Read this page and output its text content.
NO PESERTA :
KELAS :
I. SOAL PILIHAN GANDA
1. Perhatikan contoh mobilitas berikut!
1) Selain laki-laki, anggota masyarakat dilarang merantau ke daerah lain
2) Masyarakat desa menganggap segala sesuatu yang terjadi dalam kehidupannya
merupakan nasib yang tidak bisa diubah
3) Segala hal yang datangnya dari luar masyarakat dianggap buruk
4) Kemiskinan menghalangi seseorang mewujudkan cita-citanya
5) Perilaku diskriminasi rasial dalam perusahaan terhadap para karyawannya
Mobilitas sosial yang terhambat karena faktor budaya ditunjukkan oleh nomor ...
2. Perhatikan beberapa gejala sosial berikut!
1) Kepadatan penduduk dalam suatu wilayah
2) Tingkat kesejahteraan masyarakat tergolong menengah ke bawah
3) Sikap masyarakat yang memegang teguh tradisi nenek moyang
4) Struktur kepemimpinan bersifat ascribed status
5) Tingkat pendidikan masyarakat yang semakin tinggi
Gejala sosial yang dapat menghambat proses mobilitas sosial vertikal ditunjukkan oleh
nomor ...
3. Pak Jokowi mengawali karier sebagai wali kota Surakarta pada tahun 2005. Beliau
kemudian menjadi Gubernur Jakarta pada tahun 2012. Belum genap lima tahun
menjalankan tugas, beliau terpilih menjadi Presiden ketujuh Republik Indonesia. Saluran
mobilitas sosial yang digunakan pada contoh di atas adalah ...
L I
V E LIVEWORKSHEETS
#####
= REQUIRED WORK =
Copy out all of the data exactly, leaving nothing out.

= THE SOLUTION =
Read this page and output its text content.
NO PESERTA :
KELAS :
I. SOAL PILIHAN GANDA
1. Perhatikan contoh mobilitas berikut!
1) Selain laki-laki, anggota masyarakat dilarang merantau ke daerah lain
2) Masyarakat desa menganggap segala sesuatu yang terjadi dalam kehidupannya
merupakan nasib yang tidak bisa diubah
3) Segala hal yang datangnya dari luar masyarakat dianggap buruk
4) Kemiskinan menghalangi seseorang mewujudkan cita-citanya
5) Perilaku diskriminasi rasial dalam perusahaan terhadap para karyawannya
Mobilitas sosial yang terhambat karena faktor budaya ditunjukkan oleh nomor ...
2. Perhatikan beberapa gejala sosial berikut!
1) Kepadatan penduduk dalam suatu wilayah
2) Tingkat kesejahteraan masyarakat tergolong menengah ke bawah
3) Sikap masyarakat yang memegang teguh tradisi nenek moyang
4) Struktur kepemimpinan bersifat ascribed status
5) Tingkat pendidikan masyarakat yang semakin tinggi
Gejala sosial yang dapat menghambat proses mobilitas sosial vertikal ditunjukkan oleh
nomor ...
3. Pak Jokowi mengawali karier sebagai wali kota Surakarta pada tahun 2005. Beliau
kemudian menjadi Gubernur Jakarta pada tahun 2012. Belum genap lima tahun
menjalankan tugas, beliau terpilih menjadi Presiden ketujuh Republik Indonesia. Saluran
mobilitas sosial yang digunakan pada contoh di atas adalah ...
L I
V E LIVEWORKSHEETS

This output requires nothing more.